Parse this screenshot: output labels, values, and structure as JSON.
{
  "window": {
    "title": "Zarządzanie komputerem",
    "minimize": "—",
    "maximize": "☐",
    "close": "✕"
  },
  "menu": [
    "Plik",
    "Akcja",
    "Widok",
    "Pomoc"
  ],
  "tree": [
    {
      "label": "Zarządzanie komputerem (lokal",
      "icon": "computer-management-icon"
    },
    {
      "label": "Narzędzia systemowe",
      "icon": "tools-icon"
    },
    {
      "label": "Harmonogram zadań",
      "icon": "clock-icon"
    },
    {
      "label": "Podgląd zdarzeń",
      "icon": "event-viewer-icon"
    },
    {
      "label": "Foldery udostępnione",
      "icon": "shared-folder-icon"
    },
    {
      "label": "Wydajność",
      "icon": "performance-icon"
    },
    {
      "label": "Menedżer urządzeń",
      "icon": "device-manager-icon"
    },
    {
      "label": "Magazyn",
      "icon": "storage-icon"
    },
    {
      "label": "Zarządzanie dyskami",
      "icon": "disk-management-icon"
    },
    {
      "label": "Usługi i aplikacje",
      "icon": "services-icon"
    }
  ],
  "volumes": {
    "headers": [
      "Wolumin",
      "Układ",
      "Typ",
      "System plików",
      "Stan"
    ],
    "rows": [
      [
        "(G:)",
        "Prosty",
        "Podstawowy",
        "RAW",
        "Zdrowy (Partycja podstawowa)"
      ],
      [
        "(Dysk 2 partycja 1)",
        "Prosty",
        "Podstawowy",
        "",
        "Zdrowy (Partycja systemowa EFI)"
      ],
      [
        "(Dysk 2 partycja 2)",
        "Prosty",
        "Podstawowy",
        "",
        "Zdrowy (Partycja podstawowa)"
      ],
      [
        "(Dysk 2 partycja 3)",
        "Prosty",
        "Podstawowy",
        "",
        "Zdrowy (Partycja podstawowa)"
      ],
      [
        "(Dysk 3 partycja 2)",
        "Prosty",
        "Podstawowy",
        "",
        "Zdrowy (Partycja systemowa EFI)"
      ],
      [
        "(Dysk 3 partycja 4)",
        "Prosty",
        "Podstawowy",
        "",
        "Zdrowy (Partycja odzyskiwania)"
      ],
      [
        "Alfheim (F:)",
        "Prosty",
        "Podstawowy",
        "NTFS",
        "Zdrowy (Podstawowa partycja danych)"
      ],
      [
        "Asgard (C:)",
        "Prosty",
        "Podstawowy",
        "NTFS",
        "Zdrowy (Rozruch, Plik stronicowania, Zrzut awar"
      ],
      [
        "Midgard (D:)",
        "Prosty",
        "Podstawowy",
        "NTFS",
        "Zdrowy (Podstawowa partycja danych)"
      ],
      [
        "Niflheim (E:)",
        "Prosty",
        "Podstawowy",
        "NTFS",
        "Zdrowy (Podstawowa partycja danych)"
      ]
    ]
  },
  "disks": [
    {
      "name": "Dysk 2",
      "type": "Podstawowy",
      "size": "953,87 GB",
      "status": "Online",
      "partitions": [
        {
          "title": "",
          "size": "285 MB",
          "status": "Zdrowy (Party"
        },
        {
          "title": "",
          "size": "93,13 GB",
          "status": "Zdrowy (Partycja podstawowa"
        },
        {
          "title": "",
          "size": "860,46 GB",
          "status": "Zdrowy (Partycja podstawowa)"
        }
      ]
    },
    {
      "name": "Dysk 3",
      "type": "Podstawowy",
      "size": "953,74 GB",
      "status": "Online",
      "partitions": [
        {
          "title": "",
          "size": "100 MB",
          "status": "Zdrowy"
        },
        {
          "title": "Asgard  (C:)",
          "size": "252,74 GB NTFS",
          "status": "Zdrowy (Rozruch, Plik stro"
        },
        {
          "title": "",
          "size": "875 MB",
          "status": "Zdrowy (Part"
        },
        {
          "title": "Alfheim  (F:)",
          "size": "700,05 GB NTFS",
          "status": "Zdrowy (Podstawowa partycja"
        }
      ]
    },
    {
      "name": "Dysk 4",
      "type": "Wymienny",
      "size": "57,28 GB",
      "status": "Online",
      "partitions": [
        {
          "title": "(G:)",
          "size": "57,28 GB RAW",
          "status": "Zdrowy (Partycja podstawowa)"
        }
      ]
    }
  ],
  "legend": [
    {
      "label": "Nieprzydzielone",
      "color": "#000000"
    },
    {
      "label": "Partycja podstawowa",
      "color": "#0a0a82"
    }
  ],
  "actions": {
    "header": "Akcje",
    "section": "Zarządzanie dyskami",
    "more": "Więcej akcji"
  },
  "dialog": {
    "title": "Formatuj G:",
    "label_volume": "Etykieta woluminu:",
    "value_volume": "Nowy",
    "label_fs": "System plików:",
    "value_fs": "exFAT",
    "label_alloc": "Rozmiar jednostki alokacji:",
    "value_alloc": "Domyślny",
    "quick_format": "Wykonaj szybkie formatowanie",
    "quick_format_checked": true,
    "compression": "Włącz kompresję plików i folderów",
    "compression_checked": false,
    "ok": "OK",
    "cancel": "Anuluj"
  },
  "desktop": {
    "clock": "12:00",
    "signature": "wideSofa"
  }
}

────

#### Instructions to follow
Copy out every line from the material above in which the word "plików" appears.

#### Worked solution
      "System plików",
    "label_fs": "System plików:",
    "compression": "Włącz kompresję plików i folderów",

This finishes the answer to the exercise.